Task to complete —
Gather every line of the entries that includes the word "chercher".
++++
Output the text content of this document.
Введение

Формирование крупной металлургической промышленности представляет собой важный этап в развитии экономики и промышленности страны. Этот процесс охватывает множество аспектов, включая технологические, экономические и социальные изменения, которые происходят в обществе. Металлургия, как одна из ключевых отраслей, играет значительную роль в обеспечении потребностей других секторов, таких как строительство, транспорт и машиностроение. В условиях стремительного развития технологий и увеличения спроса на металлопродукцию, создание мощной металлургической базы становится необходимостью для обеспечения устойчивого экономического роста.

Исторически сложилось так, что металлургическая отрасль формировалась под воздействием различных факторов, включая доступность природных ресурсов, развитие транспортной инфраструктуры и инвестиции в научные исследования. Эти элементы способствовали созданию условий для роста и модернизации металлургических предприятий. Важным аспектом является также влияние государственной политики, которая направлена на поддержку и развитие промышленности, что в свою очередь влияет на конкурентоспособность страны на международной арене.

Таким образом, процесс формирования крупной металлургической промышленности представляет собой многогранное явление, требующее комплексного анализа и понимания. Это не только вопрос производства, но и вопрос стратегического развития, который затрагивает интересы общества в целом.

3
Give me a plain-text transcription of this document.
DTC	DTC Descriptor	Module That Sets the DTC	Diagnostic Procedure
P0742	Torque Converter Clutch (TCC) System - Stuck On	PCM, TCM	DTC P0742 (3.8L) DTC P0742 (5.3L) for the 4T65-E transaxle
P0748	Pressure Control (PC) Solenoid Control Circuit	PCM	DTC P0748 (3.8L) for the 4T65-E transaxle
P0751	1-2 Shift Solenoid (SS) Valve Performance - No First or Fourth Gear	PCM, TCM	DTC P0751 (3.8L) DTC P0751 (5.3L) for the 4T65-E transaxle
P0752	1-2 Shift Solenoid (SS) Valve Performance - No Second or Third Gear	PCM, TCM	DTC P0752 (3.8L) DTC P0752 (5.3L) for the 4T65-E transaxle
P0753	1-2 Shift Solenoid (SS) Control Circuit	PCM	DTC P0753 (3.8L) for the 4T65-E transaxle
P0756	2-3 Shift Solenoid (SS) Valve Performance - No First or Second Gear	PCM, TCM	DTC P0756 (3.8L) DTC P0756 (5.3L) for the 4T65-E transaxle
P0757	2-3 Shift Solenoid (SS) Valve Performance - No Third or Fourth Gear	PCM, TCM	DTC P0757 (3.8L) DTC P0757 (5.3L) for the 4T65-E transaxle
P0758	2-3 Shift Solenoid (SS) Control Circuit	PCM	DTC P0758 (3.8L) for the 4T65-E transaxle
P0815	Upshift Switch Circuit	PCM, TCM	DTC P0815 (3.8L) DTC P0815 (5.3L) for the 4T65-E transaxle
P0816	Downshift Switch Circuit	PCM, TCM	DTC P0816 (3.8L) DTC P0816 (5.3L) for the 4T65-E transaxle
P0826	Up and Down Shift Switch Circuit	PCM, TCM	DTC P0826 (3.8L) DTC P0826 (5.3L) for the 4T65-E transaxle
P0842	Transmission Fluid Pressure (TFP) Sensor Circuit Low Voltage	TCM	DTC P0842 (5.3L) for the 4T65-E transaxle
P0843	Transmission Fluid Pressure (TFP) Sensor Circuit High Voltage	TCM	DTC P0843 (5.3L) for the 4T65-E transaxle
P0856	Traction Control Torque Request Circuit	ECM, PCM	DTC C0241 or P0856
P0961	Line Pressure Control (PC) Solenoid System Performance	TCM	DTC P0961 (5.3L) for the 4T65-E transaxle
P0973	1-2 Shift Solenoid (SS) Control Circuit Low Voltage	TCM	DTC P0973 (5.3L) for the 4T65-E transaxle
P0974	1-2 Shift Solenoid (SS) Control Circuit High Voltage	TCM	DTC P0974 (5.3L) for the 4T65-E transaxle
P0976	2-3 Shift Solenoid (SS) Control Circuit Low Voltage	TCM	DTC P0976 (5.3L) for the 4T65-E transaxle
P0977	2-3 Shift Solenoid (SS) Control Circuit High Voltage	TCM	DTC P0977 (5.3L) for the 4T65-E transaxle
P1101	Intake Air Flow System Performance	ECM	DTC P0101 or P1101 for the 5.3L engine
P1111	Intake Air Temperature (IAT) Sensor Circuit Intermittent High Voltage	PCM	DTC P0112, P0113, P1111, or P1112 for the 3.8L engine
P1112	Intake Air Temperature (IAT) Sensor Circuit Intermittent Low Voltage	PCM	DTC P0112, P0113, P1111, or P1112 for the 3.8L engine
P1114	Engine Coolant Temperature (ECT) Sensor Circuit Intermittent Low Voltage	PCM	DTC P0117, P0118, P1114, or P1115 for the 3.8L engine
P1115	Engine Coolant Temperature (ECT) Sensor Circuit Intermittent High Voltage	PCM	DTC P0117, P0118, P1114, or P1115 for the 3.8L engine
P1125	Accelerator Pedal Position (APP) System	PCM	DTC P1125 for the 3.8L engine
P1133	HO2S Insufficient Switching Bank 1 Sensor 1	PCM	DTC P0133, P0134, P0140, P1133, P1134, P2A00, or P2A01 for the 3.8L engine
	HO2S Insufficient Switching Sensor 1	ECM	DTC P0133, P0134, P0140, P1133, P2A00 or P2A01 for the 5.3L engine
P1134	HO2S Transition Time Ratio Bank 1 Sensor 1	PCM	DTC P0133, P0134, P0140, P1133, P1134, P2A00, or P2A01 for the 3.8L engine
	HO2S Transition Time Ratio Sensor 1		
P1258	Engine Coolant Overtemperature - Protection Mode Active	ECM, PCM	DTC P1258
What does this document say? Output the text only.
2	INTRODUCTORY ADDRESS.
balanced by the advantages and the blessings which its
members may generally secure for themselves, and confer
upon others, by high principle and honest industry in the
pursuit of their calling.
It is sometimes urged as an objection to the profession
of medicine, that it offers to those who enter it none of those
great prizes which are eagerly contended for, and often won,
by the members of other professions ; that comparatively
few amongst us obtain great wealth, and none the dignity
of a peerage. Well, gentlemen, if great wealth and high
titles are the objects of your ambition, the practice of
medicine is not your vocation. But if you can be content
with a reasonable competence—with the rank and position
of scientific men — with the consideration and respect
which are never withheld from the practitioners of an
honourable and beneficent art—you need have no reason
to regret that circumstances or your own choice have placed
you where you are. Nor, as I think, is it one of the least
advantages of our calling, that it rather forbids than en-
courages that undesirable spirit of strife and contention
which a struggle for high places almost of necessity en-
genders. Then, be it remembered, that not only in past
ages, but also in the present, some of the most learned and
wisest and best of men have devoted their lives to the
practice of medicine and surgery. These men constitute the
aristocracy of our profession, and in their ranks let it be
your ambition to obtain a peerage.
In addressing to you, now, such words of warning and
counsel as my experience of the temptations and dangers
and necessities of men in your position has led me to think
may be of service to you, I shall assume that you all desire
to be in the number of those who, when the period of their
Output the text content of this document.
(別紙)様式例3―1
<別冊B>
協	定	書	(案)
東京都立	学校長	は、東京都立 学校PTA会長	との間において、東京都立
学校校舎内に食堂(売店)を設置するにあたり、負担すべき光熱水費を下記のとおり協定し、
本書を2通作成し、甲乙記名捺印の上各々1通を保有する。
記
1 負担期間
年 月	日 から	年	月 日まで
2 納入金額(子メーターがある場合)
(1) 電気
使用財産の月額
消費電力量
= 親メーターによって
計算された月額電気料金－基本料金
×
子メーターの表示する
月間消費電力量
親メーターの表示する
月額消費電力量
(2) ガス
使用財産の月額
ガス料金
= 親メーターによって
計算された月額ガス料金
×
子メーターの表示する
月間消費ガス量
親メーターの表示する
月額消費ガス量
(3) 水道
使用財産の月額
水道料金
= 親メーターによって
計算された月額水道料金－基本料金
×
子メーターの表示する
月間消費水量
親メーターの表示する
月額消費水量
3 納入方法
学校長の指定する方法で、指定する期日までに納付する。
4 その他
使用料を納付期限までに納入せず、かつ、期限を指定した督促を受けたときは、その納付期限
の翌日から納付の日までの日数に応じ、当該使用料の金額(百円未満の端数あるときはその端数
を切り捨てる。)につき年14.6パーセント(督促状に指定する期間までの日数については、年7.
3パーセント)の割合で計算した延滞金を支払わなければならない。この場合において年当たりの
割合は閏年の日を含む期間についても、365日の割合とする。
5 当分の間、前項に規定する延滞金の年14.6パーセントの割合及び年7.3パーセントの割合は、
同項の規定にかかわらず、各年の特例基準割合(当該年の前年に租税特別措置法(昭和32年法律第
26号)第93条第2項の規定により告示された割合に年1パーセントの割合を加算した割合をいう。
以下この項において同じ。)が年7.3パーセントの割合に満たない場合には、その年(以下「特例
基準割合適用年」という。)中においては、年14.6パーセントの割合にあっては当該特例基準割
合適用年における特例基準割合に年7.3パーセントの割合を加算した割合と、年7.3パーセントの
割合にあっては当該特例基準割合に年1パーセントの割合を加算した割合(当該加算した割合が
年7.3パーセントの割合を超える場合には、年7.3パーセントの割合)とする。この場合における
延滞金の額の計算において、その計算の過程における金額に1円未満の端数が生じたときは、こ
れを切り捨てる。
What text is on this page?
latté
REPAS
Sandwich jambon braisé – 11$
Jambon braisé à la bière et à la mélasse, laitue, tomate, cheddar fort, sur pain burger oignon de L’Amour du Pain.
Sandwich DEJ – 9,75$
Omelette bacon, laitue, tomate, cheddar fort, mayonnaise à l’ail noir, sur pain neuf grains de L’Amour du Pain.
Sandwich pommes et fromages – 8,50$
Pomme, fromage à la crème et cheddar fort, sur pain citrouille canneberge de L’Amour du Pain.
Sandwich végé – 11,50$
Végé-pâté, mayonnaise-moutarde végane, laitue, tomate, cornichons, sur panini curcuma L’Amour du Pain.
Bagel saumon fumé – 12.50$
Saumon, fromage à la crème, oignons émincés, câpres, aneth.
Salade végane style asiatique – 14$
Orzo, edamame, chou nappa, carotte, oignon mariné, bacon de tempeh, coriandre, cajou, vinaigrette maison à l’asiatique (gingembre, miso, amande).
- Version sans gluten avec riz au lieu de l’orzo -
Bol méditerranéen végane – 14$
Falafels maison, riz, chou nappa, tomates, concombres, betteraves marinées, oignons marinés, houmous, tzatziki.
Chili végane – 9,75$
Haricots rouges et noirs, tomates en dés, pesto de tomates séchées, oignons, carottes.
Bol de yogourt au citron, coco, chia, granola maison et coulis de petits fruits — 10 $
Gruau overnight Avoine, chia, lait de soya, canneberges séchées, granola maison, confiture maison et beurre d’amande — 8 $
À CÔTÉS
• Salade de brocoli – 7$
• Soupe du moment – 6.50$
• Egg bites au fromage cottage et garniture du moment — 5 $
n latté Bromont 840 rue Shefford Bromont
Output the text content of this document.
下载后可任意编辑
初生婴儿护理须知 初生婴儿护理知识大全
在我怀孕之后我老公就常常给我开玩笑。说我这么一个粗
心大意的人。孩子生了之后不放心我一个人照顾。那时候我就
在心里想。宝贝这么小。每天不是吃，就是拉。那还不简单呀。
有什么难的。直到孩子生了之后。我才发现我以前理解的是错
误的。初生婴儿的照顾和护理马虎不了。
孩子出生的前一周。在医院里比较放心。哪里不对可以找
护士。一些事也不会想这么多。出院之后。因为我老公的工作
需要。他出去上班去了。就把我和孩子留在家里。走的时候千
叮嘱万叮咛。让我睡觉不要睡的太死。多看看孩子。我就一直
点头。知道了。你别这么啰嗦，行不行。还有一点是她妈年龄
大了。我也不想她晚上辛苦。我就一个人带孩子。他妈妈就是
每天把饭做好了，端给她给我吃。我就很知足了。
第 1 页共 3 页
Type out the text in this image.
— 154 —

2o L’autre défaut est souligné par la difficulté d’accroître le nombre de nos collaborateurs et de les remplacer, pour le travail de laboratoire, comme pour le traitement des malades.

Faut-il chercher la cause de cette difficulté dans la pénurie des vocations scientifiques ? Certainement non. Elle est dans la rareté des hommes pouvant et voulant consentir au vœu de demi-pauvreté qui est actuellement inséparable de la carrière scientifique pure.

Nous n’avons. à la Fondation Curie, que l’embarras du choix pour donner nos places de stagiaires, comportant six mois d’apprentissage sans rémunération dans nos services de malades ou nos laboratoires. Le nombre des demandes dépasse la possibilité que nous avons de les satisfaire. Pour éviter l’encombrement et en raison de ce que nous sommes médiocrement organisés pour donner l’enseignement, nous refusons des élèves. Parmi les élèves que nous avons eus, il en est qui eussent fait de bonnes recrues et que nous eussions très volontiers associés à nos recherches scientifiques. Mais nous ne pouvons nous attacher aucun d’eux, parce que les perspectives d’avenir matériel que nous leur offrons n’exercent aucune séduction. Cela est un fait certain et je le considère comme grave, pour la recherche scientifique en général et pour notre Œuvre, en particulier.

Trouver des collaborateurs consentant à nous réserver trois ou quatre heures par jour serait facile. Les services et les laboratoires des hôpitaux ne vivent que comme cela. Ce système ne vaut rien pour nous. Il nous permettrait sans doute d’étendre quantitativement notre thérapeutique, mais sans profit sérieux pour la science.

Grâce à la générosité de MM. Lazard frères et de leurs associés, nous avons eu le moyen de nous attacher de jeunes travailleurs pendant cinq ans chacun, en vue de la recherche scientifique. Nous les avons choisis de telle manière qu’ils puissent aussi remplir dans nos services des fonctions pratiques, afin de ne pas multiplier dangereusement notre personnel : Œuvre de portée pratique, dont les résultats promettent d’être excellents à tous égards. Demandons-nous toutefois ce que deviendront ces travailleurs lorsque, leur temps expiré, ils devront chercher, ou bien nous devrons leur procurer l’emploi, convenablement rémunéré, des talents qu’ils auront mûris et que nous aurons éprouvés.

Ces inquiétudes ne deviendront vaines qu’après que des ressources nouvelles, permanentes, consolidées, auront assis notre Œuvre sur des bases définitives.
++++
Solution to the problem —
Faut-il chercher la cause de cette difficulté dans la pénurie des vocations scientifiques ? Certainement non. Elle est dans la rareté des hommes pouvant et voulant consentir au vœu de demi-pauvreté qui est actuellement inséparable de la carrière scientifique pure.
Grâce à la générosité de MM. Lazard frères et de leurs associés, nous avons eu le moyen de nous attacher de jeunes travailleurs pendant cinq ans chacun, en vue de la recherche scientifique. Nous les avons choisis de telle manière qu’ils puissent aussi remplir dans nos services des fonctions pratiques, afin de ne pas multiplier dangereusement notre personnel : Œuvre de portée pratique, dont les résultats promettent d’être excellents à tous égards. Demandons-nous toutefois ce que deviendront ces travailleurs lorsque, leur temps expiré, ils devront chercher, ou bien nous devrons leur procurer l’emploi, convenablement rémunéré, des talents qu’ils auront mûris et que nous aurons éprouvés.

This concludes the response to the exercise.